• _What to work on_: Search the data below for the word "http" and copy each line that holds it.

(Dataset entries)
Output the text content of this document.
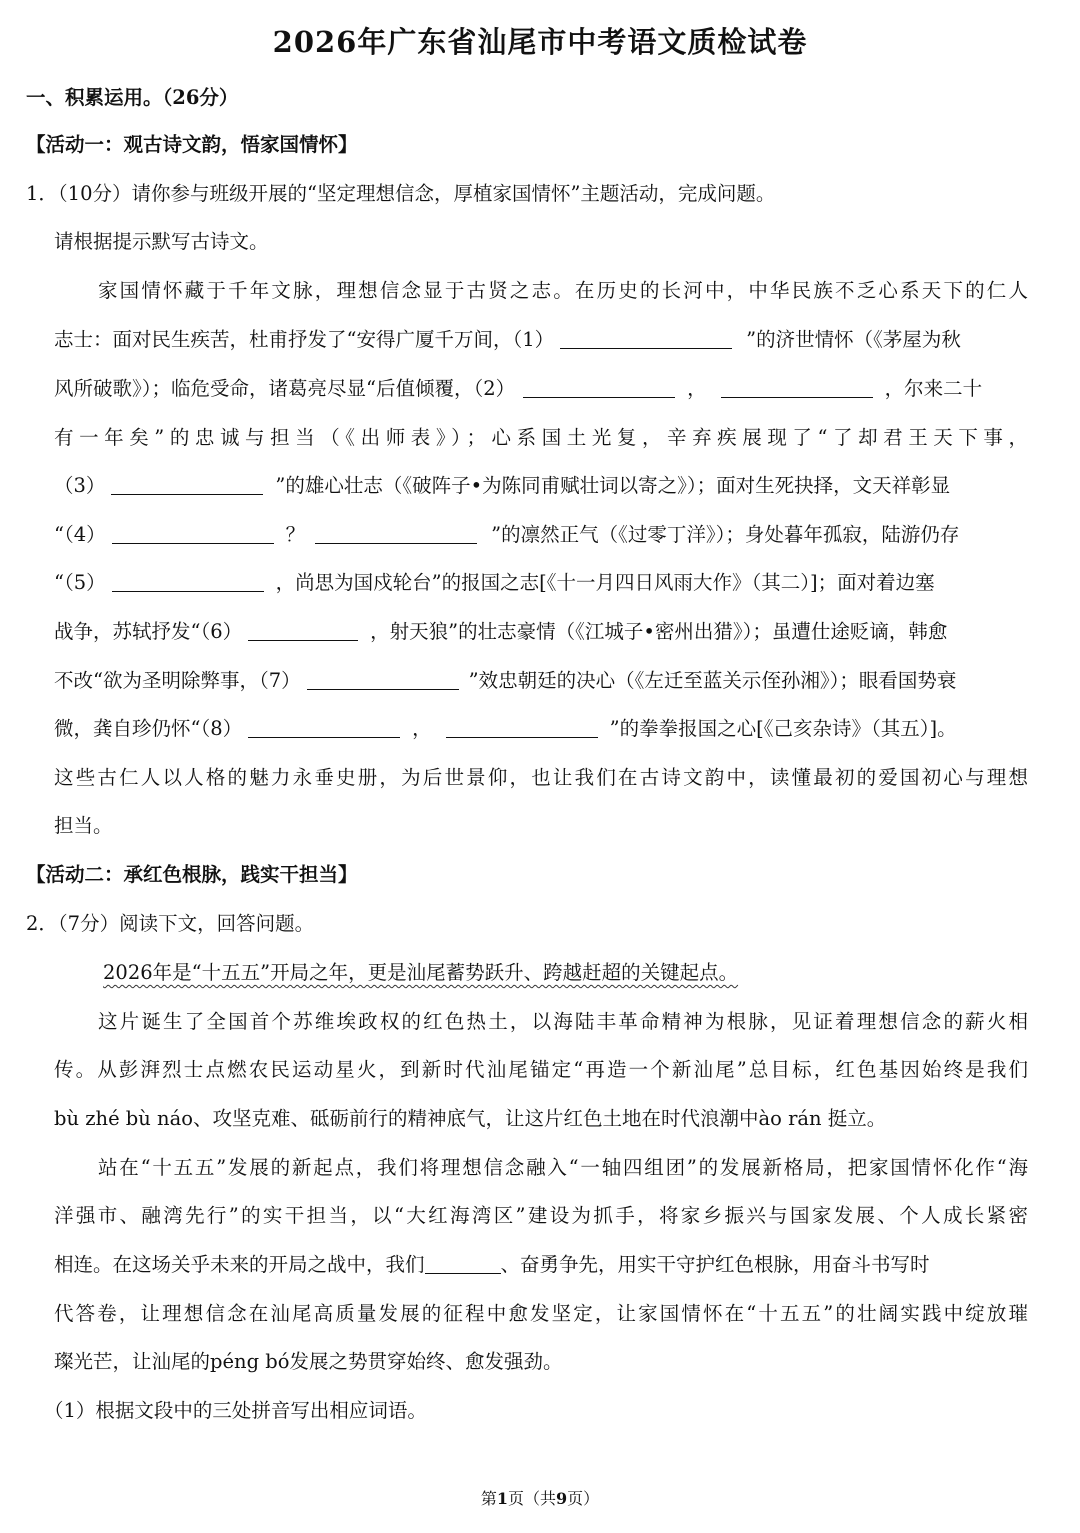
2026年广东省汕尾市中考语文质检试卷
一、积累运用。（26分）
【活动一：观古诗文韵，悟家国情怀】
1．（10分）请你参与班级开展的“坚定理想信念，厚植家国情怀”主题活动，完成问题。
请根据提示默写古诗文。
家国情怀藏于千年文脉，理想信念显于古贤之志。在历史的长河中，中华民族不乏心系天下的仁人
志士：面对民生疾苦，杜甫抒发了“安得广厦千万间，（1）	”的济世情怀（《茅屋为秋
风所破歌》）；临危受命，诸葛亮尽显“后值倾覆，（2）	，	，尔来二十
有一年矣”的忠诚与担当（《出师表》）；心系国土光复，辛弃疾展现了“了却君王天下事，
（3）	”的雄心壮志（《破阵子•为陈同甫赋壮词以寄之》）；面对生死抉择，文天祥彰显
“（4）	？	”的凛然正气（《过零丁洋》）；身处暮年孤寂，陆游仍存
“（5）	，尚思为国戍轮台”的报国之志[《十一月四日风雨大作》（其二）]；面对着边塞
战争，苏轼抒发“（6）	，射天狼”的壮志豪情（《江城子•密州出猎》）；虽遭仕途贬谪，韩愈
不改“欲为圣明除弊事，（7）	”效忠朝廷的决心（《左迁至蓝关示侄孙湘》）；眼看国势衰
微，龚自珍仍怀“（8）	，	”的拳拳报国之心[《己亥杂诗》（其五）]。
这些古仁人以人格的魅力永垂史册，为后世景仰，也让我们在古诗文韵中，读懂最初的爱国初心与理想
担当。
【活动二：承红色根脉，践实干担当】
2．（7分）阅读下文，回答问题。
2026年是“十五五”开局之年，更是汕尾蓄势跃升、跨越赶超的关键起点。
这片诞生了全国首个苏维埃政权的红色热土，以海陆丰革命精神为根脉，见证着理想信念的薪火相
传。从彭湃烈士点燃农民运动星火，到新时代汕尾锚定“再造一个新汕尾”总目标，红色基因始终是我们
bù zhé bù náo、攻坚克难、砥砺前行的精神底气，让这片红色土地在时代浪潮中ào rán 挺立。
站在“十五五”发展的新起点，我们将理想信念融入“一轴四组团”的发展新格局，把家国情怀化作“海
洋强市、融湾先行”的实干担当，以“大红海湾区”建设为抓手，将家乡振兴与国家发展、个人成长紧密
相连。在这场关乎未来的开局之战中，我们	、奋勇争先，用实干守护红色根脉，用奋斗书写时
代答卷，让理想信念在汕尾高质量发展的征程中愈发坚定，让家国情怀在“十五五”的壮阔实践中绽放璀
璨光芒，让汕尾的péng bó发展之势贯穿始终、愈发强劲。
（1）根据文段中的三处拼音写出相应词语。
第1页（共9页）
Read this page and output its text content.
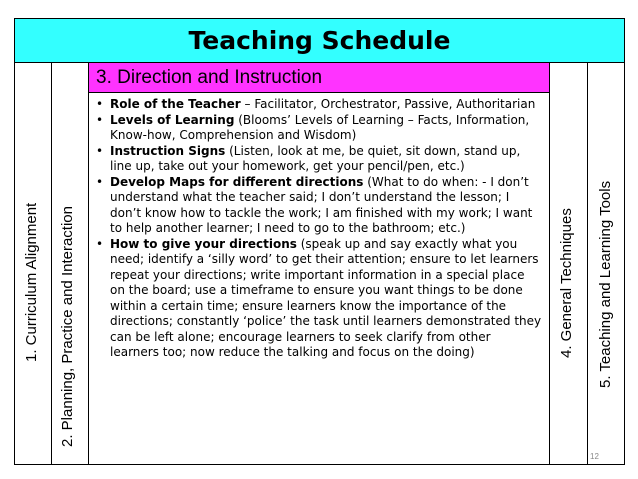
Teaching Schedule
1. Curriculum Alignment 2. Planning, Practice and Interaction	4. General Techniques 5. Teaching and Learning Tools
3. Direction and Instruction
• Role of the Teacher – Facilitator, Orchestrator, Passive, Authoritarian
• Levels of Learning (Blooms’ Levels of Learning – Facts, Information, Know-how, Comprehension and Wisdom)
• Instruction Signs (Listen, look at me, be quiet, sit down, stand up, line up, take out your homework, get your pencil/pen, etc.)
• Develop Maps for different directions (What to do when: - I don’t understand what the teacher said; I don’t understand the lesson; I don’t know how to tackle the work; I am finished with my work; I want to help another learner; I need to go to the bathroom; etc.)
• How to give your directions (speak up and say exactly what you need; identify a ‘silly word’ to get their attention; ensure to let learners repeat your directions; write important information in a special place on the board; use a timeframe to ensure you want things to be done within a certain time; ensure learners know the importance of the directions; constantly ‘police’ the task until learners demonstrated they can be left alone; encourage learners to seek clarify from other learners too; now reduce the talking and focus on the doing)
12
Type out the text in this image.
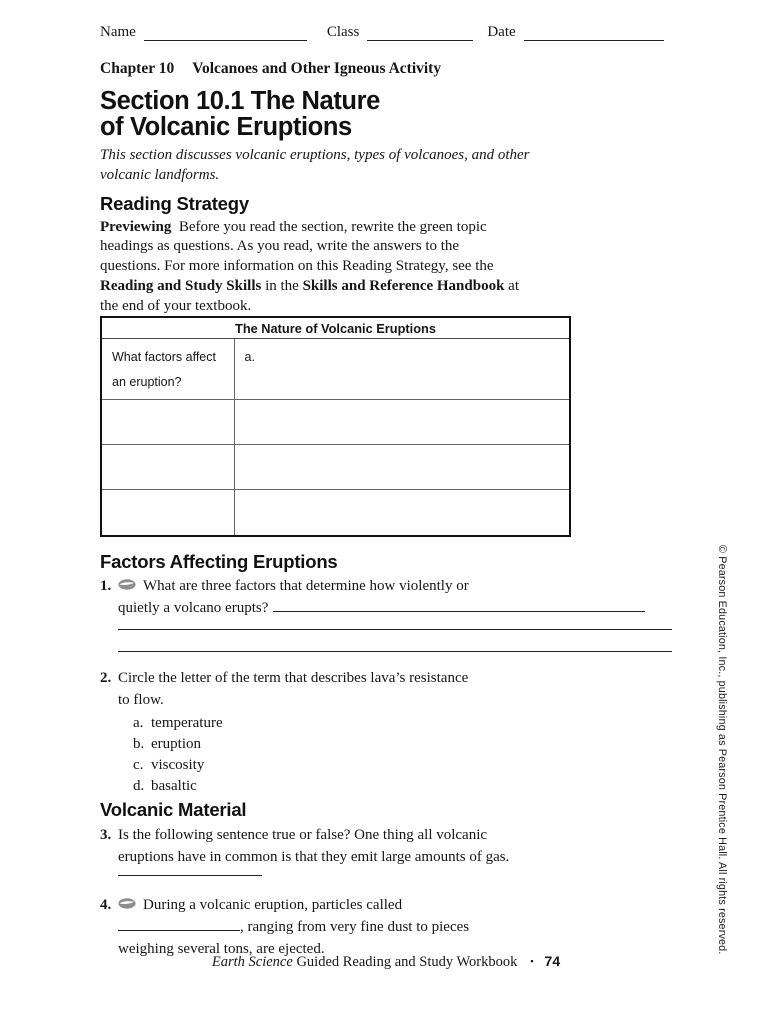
Name	Class	Date
Chapter 10 Volcanoes and Other Igneous Activity
Section 10.1 The Nature
of Volcanic Eruptions
This section discusses volcanic eruptions, types of volcanoes, and other
volcanic landforms.
Reading Strategy

Previewing  Before you read the section, rewrite the green topic
headings as questions. As you read, write the answers to the
questions. For more information on this Reading Strategy, see the
Reading and Study Skills in the Skills and Reference Handbook at
the end of your textbook.

The Nature of Volcanic Eruptions	
What factors affect an eruption?	a.

Factors Affecting Eruptions
1.	What are three factors that determine how violently or
quietly a volcano erupts?
2. Circle the letter of the term that describes lava’s resistance
to flow.
a. temperature
b. eruption
c. viscosity
d. basaltic
Volcanic Material
3. Is the following sentence true or false? One thing all volcanic
eruptions have in common is that they emit large amounts of gas.
4.	During a volcanic eruption, particles called
, ranging from very fine dust to pieces
weighing several tons, are ejected.
Earth Science Guided Reading and Study Workbook ▪ 74
© Pearson Education, Inc., publishing as Pearson Prentice Hall. All rights reserved.
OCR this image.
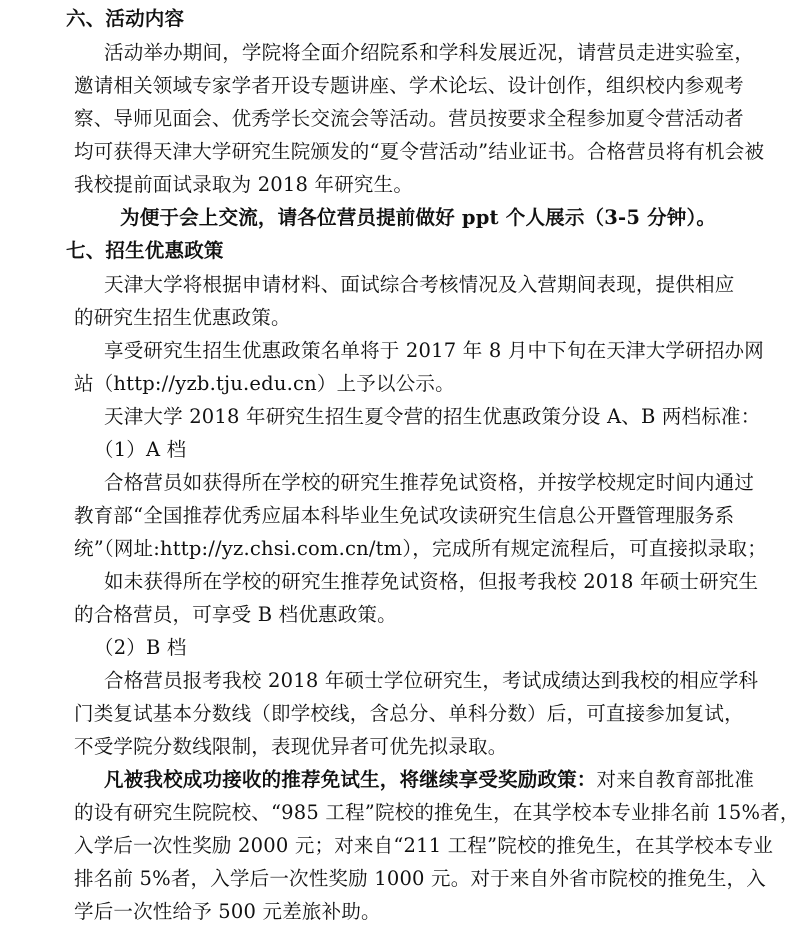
六、活动内容
活动举办期间，学院将全面介绍院系和学科发展近况，请营员走进实验室，
邀请相关领域专家学者开设专题讲座、学术论坛、设计创作，组织校内参观考
察、导师见面会、优秀学长交流会等活动。营员按要求全程参加夏令营活动者
均可获得天津大学研究生院颁发的“夏令营活动”结业证书。合格营员将有机会被
我校提前面试录取为 2018 年研究生。
为便于会上交流，请各位营员提前做好 ppt 个人展示（3-5 分钟）。
七、招生优惠政策
天津大学将根据申请材料、面试综合考核情况及入营期间表现，提供相应
的研究生招生优惠政策。
享受研究生招生优惠政策名单将于 2017 年 8 月中下旬在天津大学研招办网
站（http://yzb.tju.edu.cn）上予以公示。
天津大学 2018 年研究生招生夏令营的招生优惠政策分设 A、B 两档标准：
（1）A 档
合格营员如获得所在学校的研究生推荐免试资格，并按学校规定时间内通过
教育部“全国推荐优秀应届本科毕业生免试攻读研究生信息公开暨管理服务系
统”（网址:http://yz.chsi.com.cn/tm），完成所有规定流程后，可直接拟录取；
如未获得所在学校的研究生推荐免试资格，但报考我校 2018 年硕士研究生
的合格营员，可享受 B 档优惠政策。
（2）B 档
合格营员报考我校 2018 年硕士学位研究生，考试成绩达到我校的相应学科
门类复试基本分数线（即学校线，含总分、单科分数）后，可直接参加复试，
不受学院分数线限制，表现优异者可优先拟录取。
凡被我校成功接收的推荐免试生，将继续享受奖励政策：对来自教育部批准
的设有研究生院院校、“985 工程”院校的推免生，在其学校本专业排名前 15%者，
入学后一次性奖励 2000 元；对来自“211 工程”院校的推免生，在其学校本专业
排名前 5%者，入学后一次性奖励 1000 元。对于来自外省市院校的推免生，入
学后一次性给予 500 元差旅补助。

• _Answer to this problem_:
站（http://yzb.tju.edu.cn）上予以公示。
统”（网址:http://yz.chsi.com.cn/tm），完成所有规定流程后，可直接拟录取；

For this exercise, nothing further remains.